Dataset records
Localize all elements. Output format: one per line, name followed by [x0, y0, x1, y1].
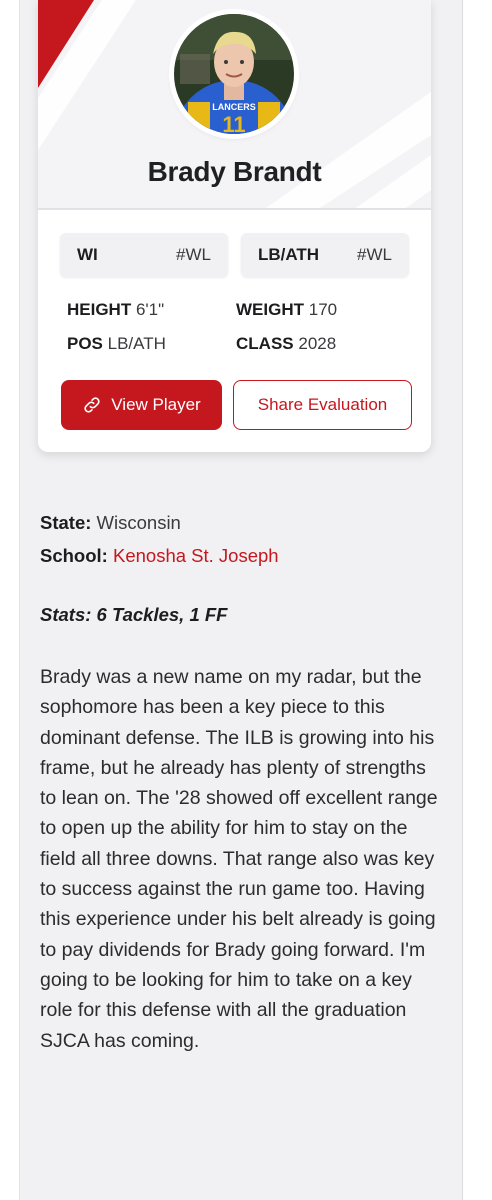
state-value: Wisconsin — [96, 512, 181, 533]
jersey-number: 11 — [222, 112, 245, 134]
class-label: CLASS — [236, 334, 294, 353]
stats-line: Stats: 6 Tackles, 1 FF — [40, 604, 228, 625]
school-label: School: — [40, 545, 108, 566]
share-evaluation-button[interactable]: Share Evaluation — [233, 380, 412, 430]
view-player-label: View Player — [111, 395, 201, 414]
player-avatar: LANCERS 11 — [174, 14, 294, 134]
view-player-button[interactable]: View Player — [61, 380, 222, 430]
state-rank-tag: WI #WL — [60, 233, 228, 277]
tag-rank: #WL — [357, 245, 392, 264]
page-right-gutter — [462, 0, 492, 1200]
height-value: 6'1" — [135, 300, 165, 319]
height-label: HEIGHT — [67, 300, 132, 319]
player-name: Brady Brandt — [147, 156, 322, 187]
school-line: School: Kenosha St. Joseph — [40, 545, 279, 567]
class-attribute: CLASS 2028 — [236, 334, 336, 354]
school-link[interactable]: Kenosha St. Joseph — [113, 545, 279, 566]
jersey-text: LANCERS — [212, 102, 256, 112]
share-evaluation-label: Share Evaluation — [257, 395, 388, 414]
weight-value: 170 — [308, 300, 338, 319]
player-card-header: LANCERS 11 Brady Brandt — [38, 0, 431, 210]
position-attribute: POS LB/ATH — [67, 334, 166, 354]
player-photo: LANCERS 11 — [174, 14, 294, 134]
state-line: State: Wisconsin — [40, 512, 181, 534]
state-label: State: — [40, 512, 92, 533]
tag-label: WI — [77, 245, 98, 264]
tag-label: LB/ATH — [258, 245, 320, 264]
tag-rank: #WL — [176, 245, 211, 264]
link-icon — [84, 397, 100, 413]
player-tags: WI #WL LB/ATH #WL — [60, 233, 409, 277]
height-attribute: HEIGHT 6'1" — [67, 300, 164, 320]
weight-label: WEIGHT — [236, 300, 304, 319]
weight-attribute: WEIGHT 170 — [236, 300, 337, 320]
class-value: 2028 — [298, 334, 337, 353]
page-left-gutter — [0, 0, 20, 1200]
player-card: LANCERS 11 Brady Brandt WI #WL LB/ATH #W… — [38, 0, 431, 452]
position-rank-tag: LB/ATH #WL — [241, 233, 409, 277]
pos-label: POS — [67, 334, 103, 353]
evaluation-text: Brady was a new name on my radar, but th… — [40, 666, 438, 1052]
pos-value: LB/ATH — [107, 334, 166, 353]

What needs to be done
Return every line of the records above unchanged, omitting the pictures.

Exercise answer
Localize all elements. Output format: one per line, name followed by [x0, y0, x1, y1].
state-value: Wisconsin — [96, 512, 181, 533]
jersey-number: 11 — [222, 112, 245, 134]
class-label: CLASS — [236, 334, 294, 353]
stats-line: Stats: 6 Tackles, 1 FF — [40, 604, 228, 625]
school-label: School: — [40, 545, 108, 566]
share-evaluation-button[interactable]: Share Evaluation — [233, 380, 412, 430]
view-player-label: View Player — [111, 395, 201, 414]
player-avatar: LANCERS 11 — [174, 14, 294, 134]
view-player-button[interactable]: View Player — [61, 380, 222, 430]
state-rank-tag: WI #WL — [60, 233, 228, 277]
tag-rank: #WL — [357, 245, 392, 264]
page-right-gutter — [462, 0, 492, 1200]
height-value: 6'1" — [135, 300, 165, 319]
height-label: HEIGHT — [67, 300, 132, 319]
player-name: Brady Brandt — [147, 156, 322, 187]
school-line: School: Kenosha St. Joseph — [40, 545, 279, 567]
class-attribute: CLASS 2028 — [236, 334, 336, 354]
school-link[interactable]: Kenosha St. Joseph — [113, 545, 279, 566]
jersey-text: LANCERS — [212, 102, 256, 112]
share-evaluation-label: Share Evaluation — [257, 395, 388, 414]
weight-value: 170 — [308, 300, 338, 319]
player-card-header: LANCERS 11 Brady Brandt — [38, 0, 431, 210]
position-attribute: POS LB/ATH — [67, 334, 166, 354]
player-photo: LANCERS 11 — [174, 14, 294, 134]
state-line: State: Wisconsin — [40, 512, 181, 534]
state-label: State: — [40, 512, 92, 533]
tag-label: WI — [77, 245, 98, 264]
tag-label: LB/ATH — [258, 245, 320, 264]
tag-rank: #WL — [176, 245, 211, 264]
link-icon — [84, 397, 100, 413]
player-tags: WI #WL LB/ATH #WL — [60, 233, 409, 277]
height-attribute: HEIGHT 6'1" — [67, 300, 164, 320]
weight-label: WEIGHT — [236, 300, 304, 319]
weight-attribute: WEIGHT 170 — [236, 300, 337, 320]
class-value: 2028 — [298, 334, 337, 353]
page-left-gutter — [0, 0, 20, 1200]
player-card: LANCERS 11 Brady Brandt WI #WL LB/ATH #W… — [38, 0, 431, 452]
position-rank-tag: LB/ATH #WL — [241, 233, 409, 277]
pos-label: POS — [67, 334, 103, 353]
evaluation-text: Brady was a new name on my radar, but th… — [40, 666, 438, 1052]
pos-value: LB/ATH — [107, 334, 166, 353]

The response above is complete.